** START Extracted information **

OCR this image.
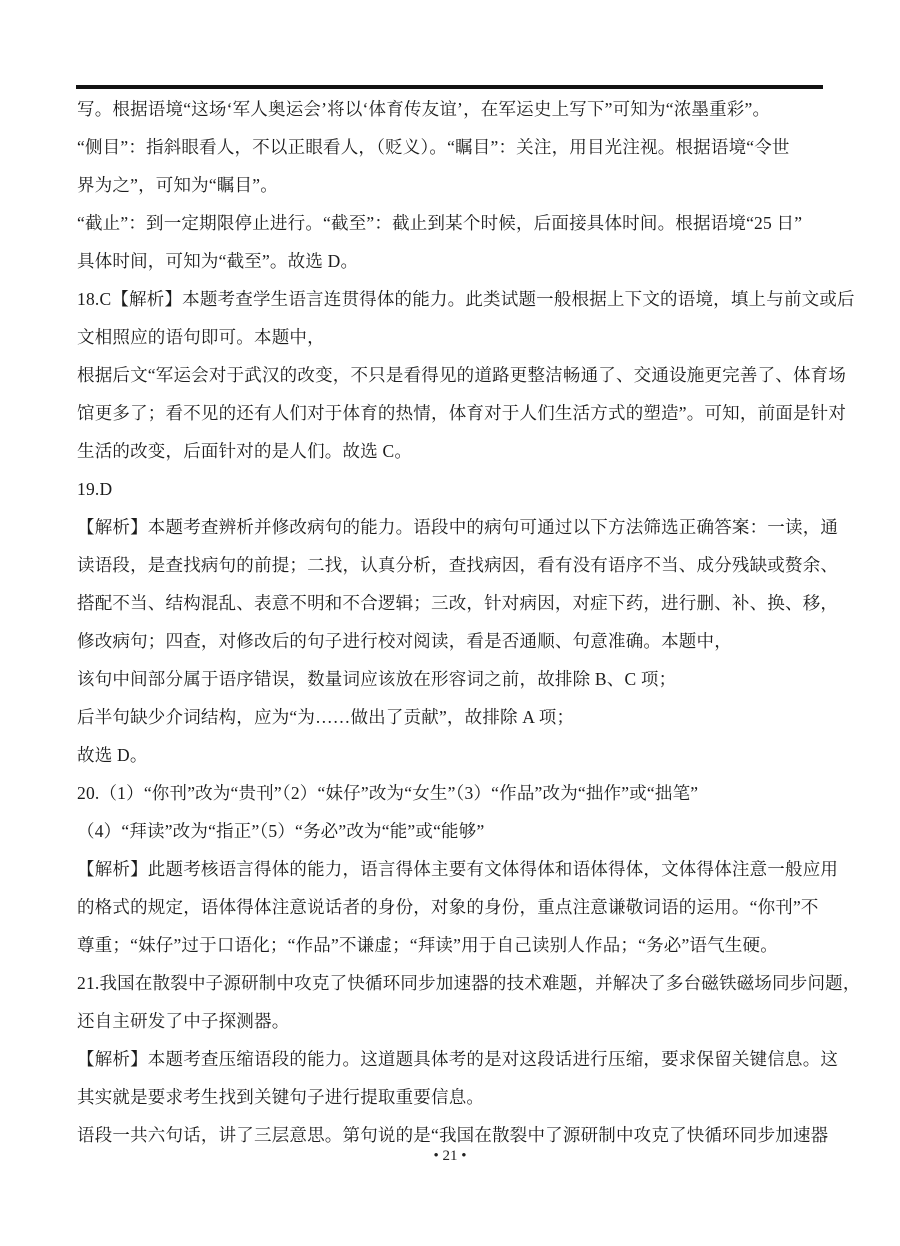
写。根据语境“这场‘军人奥运会’将以‘体育传友谊’，在军运史上写下”可知为“浓墨重彩”。
“侧目”：指斜眼看人，不以正眼看人，（贬义）。“瞩目”：关注，用目光注视。根据语境“令世
界为之”，可知为“瞩目”。
“截止”：到一定期限停止进行。“截至”：截止到某个时候，后面接具体时间。根据语境“25 日”
具体时间，可知为“截至”。故选 D。
18.C【解析】本题考查学生语言连贯得体的能力。此类试题一般根据上下文的语境，填上与前文或后
文相照应的语句即可。本题中，
根据后文“军运会对于武汉的改变，不只是看得见的道路更整洁畅通了、交通设施更完善了、体育场
馆更多了；看不见的还有人们对于体育的热情，体育对于人们生活方式的塑造”。可知，前面是针对
生活的改变，后面针对的是人们。故选 C。
19.D
【解析】本题考查辨析并修改病句的能力。语段中的病句可通过以下方法筛选正确答案：一读，通
读语段，是查找病句的前提；二找，认真分析，查找病因，看有没有语序不当、成分残缺或赘余、
搭配不当、结构混乱、表意不明和不合逻辑；三改，针对病因，对症下药，进行删、补、换、移，
修改病句；四查，对修改后的句子进行校对阅读，看是否通顺、句意准确。本题中，
该句中间部分属于语序错误，数量词应该放在形容词之前，故排除 B、C 项；
后半句缺少介词结构，应为“为……做出了贡献”，故排除 A 项；
故选 D。
20.（1）“你刊”改为“贵刊”（2）“妹仔”改为“女生”（3）“作品”改为“拙作”或“拙笔”
（4）“拜读”改为“指正”（5）“务必”改为“能”或“能够”
【解析】此题考核语言得体的能力，语言得体主要有文体得体和语体得体，文体得体注意一般应用
的格式的规定，语体得体注意说话者的身份，对象的身份，重点注意谦敬词语的运用。“你刊”不
尊重；“妹仔”过于口语化；“作品”不谦虚；“拜读”用于自己读别人作品；“务必”语气生硬。
21.我国在散裂中子源研制中攻克了快循环同步加速器的技术难题，并解决了多台磁铁磁场同步问题，
还自主研发了中子探测器。
【解析】本题考查压缩语段的能力。这道题具体考的是对这段话进行压缩，要求保留关键信息。这
其实就是要求考生找到关键句子进行提取重要信息。
语段一共六句话，讲了三层意思。第句说的是“我国在散裂中了源研制中攻克了快循环同步加速器
• 21 •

** END Extracted information **

Your instructions:
Transcribe the records above exactly as they appear, leaving out any pictures.

Exercise result:
OCR this image.
写。根据语境“这场‘军人奥运会’将以‘体育传友谊’，在军运史上写下”可知为“浓墨重彩”。
“侧目”：指斜眼看人，不以正眼看人，（贬义）。“瞩目”：关注，用目光注视。根据语境“令世
界为之”，可知为“瞩目”。
“截止”：到一定期限停止进行。“截至”：截止到某个时候，后面接具体时间。根据语境“25 日”
具体时间，可知为“截至”。故选 D。
18.C【解析】本题考查学生语言连贯得体的能力。此类试题一般根据上下文的语境，填上与前文或后
文相照应的语句即可。本题中，
根据后文“军运会对于武汉的改变，不只是看得见的道路更整洁畅通了、交通设施更完善了、体育场
馆更多了；看不见的还有人们对于体育的热情，体育对于人们生活方式的塑造”。可知，前面是针对
生活的改变，后面针对的是人们。故选 C。
19.D
【解析】本题考查辨析并修改病句的能力。语段中的病句可通过以下方法筛选正确答案：一读，通
读语段，是查找病句的前提；二找，认真分析，查找病因，看有没有语序不当、成分残缺或赘余、
搭配不当、结构混乱、表意不明和不合逻辑；三改，针对病因，对症下药，进行删、补、换、移，
修改病句；四查，对修改后的句子进行校对阅读，看是否通顺、句意准确。本题中，
该句中间部分属于语序错误，数量词应该放在形容词之前，故排除 B、C 项；
后半句缺少介词结构，应为“为……做出了贡献”，故排除 A 项；
故选 D。
20.（1）“你刊”改为“贵刊”（2）“妹仔”改为“女生”（3）“作品”改为“拙作”或“拙笔”
（4）“拜读”改为“指正”（5）“务必”改为“能”或“能够”
【解析】此题考核语言得体的能力，语言得体主要有文体得体和语体得体，文体得体注意一般应用
的格式的规定，语体得体注意说话者的身份，对象的身份，重点注意谦敬词语的运用。“你刊”不
尊重；“妹仔”过于口语化；“作品”不谦虚；“拜读”用于自己读别人作品；“务必”语气生硬。
21.我国在散裂中子源研制中攻克了快循环同步加速器的技术难题，并解决了多台磁铁磁场同步问题，
还自主研发了中子探测器。
【解析】本题考查压缩语段的能力。这道题具体考的是对这段话进行压缩，要求保留关键信息。这
其实就是要求考生找到关键句子进行提取重要信息。
语段一共六句话，讲了三层意思。第句说的是“我国在散裂中了源研制中攻克了快循环同步加速器
• 21 •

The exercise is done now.